** EXERCISE INSTRUCTIONS **
What number of lines hold the word "title"? State that number and nothing besides.

((

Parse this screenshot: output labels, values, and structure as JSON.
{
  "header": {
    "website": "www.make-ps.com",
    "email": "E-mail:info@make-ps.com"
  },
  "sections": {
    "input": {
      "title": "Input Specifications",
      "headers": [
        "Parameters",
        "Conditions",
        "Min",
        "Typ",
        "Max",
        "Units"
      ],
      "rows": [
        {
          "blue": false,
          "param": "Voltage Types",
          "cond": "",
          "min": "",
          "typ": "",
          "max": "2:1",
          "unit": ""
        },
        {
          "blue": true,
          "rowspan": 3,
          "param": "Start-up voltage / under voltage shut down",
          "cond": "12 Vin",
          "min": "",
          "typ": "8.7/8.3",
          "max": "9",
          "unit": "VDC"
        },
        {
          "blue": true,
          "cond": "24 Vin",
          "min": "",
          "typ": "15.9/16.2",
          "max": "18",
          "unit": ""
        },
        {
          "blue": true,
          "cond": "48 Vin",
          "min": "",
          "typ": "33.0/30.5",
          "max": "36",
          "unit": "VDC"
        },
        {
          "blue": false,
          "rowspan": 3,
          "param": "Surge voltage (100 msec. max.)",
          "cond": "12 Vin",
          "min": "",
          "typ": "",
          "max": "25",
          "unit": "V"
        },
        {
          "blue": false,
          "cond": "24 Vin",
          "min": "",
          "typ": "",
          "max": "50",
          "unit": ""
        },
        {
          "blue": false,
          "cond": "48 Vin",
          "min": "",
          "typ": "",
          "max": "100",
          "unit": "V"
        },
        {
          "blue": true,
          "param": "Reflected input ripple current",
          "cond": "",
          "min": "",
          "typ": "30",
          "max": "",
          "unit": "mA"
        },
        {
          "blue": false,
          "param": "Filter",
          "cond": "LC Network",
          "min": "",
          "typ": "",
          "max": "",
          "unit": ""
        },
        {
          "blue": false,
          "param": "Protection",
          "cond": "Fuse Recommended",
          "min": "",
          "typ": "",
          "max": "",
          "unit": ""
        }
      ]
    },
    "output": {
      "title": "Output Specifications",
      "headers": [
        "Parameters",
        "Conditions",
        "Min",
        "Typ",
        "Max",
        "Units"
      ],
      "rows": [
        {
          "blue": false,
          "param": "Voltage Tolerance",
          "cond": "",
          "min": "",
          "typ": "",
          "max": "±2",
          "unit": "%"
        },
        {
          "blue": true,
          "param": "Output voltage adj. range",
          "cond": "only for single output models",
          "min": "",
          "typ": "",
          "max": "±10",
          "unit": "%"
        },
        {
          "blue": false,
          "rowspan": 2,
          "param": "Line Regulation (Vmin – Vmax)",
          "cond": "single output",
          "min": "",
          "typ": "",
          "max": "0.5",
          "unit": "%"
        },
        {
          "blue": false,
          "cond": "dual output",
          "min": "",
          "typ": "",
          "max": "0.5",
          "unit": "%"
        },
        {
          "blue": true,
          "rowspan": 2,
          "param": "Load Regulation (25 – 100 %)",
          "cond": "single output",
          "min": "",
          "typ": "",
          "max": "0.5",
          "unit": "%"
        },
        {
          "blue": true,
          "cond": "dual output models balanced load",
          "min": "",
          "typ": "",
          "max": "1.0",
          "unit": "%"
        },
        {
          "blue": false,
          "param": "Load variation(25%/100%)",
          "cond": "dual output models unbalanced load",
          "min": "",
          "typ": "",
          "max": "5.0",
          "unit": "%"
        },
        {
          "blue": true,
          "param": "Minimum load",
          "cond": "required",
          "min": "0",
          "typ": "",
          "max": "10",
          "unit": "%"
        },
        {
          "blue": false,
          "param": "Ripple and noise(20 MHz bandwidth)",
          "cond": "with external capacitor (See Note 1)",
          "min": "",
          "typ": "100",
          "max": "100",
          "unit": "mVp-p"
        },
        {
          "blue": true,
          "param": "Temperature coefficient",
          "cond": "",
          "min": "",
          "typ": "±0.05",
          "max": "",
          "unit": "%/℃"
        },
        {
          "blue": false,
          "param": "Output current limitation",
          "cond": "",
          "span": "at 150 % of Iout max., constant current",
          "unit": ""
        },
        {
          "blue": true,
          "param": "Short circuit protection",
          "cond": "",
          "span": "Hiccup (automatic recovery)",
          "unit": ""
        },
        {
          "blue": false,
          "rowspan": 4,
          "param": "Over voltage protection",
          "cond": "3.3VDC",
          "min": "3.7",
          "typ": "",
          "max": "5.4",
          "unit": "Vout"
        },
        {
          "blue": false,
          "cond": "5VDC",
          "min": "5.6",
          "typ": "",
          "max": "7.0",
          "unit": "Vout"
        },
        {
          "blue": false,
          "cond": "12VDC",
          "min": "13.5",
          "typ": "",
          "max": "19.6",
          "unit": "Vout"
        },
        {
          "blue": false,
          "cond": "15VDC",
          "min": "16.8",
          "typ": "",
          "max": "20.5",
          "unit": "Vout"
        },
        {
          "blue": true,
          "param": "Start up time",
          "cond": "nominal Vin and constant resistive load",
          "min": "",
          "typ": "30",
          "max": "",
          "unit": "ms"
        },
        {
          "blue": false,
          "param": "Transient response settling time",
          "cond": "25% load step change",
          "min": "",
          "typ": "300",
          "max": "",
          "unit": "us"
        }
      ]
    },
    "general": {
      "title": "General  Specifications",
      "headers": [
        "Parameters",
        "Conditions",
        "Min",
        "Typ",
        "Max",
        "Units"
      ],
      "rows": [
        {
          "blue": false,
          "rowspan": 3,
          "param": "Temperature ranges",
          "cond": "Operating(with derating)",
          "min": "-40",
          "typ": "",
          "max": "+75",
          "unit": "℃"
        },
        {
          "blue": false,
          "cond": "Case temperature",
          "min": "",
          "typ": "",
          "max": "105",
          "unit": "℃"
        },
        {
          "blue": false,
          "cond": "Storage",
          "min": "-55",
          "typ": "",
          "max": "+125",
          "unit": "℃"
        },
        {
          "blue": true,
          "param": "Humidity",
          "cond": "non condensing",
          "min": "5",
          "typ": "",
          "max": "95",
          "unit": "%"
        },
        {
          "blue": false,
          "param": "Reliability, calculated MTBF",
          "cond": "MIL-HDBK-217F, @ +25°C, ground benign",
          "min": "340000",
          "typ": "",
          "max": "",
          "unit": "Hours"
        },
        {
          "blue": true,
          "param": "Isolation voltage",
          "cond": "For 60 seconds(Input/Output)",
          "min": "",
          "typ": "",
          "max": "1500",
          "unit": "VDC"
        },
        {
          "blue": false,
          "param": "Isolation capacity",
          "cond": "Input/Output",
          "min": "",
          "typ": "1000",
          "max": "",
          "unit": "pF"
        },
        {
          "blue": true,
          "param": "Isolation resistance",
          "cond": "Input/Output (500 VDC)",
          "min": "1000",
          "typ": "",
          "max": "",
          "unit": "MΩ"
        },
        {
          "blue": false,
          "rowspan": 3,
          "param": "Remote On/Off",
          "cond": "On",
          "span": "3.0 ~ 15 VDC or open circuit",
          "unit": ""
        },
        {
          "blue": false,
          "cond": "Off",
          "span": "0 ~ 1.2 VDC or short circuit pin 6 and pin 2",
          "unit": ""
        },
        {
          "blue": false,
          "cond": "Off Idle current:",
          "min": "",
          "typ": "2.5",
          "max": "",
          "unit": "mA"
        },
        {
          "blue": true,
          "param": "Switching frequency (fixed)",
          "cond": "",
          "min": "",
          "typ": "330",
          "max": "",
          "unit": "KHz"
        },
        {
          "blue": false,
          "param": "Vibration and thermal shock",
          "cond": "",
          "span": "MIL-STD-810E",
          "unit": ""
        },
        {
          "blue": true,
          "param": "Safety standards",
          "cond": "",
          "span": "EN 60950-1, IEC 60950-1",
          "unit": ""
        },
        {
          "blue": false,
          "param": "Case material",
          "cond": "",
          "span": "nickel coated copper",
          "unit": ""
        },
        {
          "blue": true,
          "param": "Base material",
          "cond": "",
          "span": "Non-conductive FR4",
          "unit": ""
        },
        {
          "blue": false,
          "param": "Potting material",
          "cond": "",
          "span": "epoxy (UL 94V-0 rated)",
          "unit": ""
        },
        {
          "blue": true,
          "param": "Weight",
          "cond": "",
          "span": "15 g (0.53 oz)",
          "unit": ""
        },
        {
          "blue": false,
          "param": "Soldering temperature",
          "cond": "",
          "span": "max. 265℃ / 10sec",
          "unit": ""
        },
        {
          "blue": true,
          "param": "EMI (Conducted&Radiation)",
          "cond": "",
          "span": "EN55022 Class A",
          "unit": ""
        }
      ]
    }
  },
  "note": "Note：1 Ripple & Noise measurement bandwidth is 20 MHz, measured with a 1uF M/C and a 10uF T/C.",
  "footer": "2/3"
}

))

** SOLUTION TO THIS PROBLEM **
3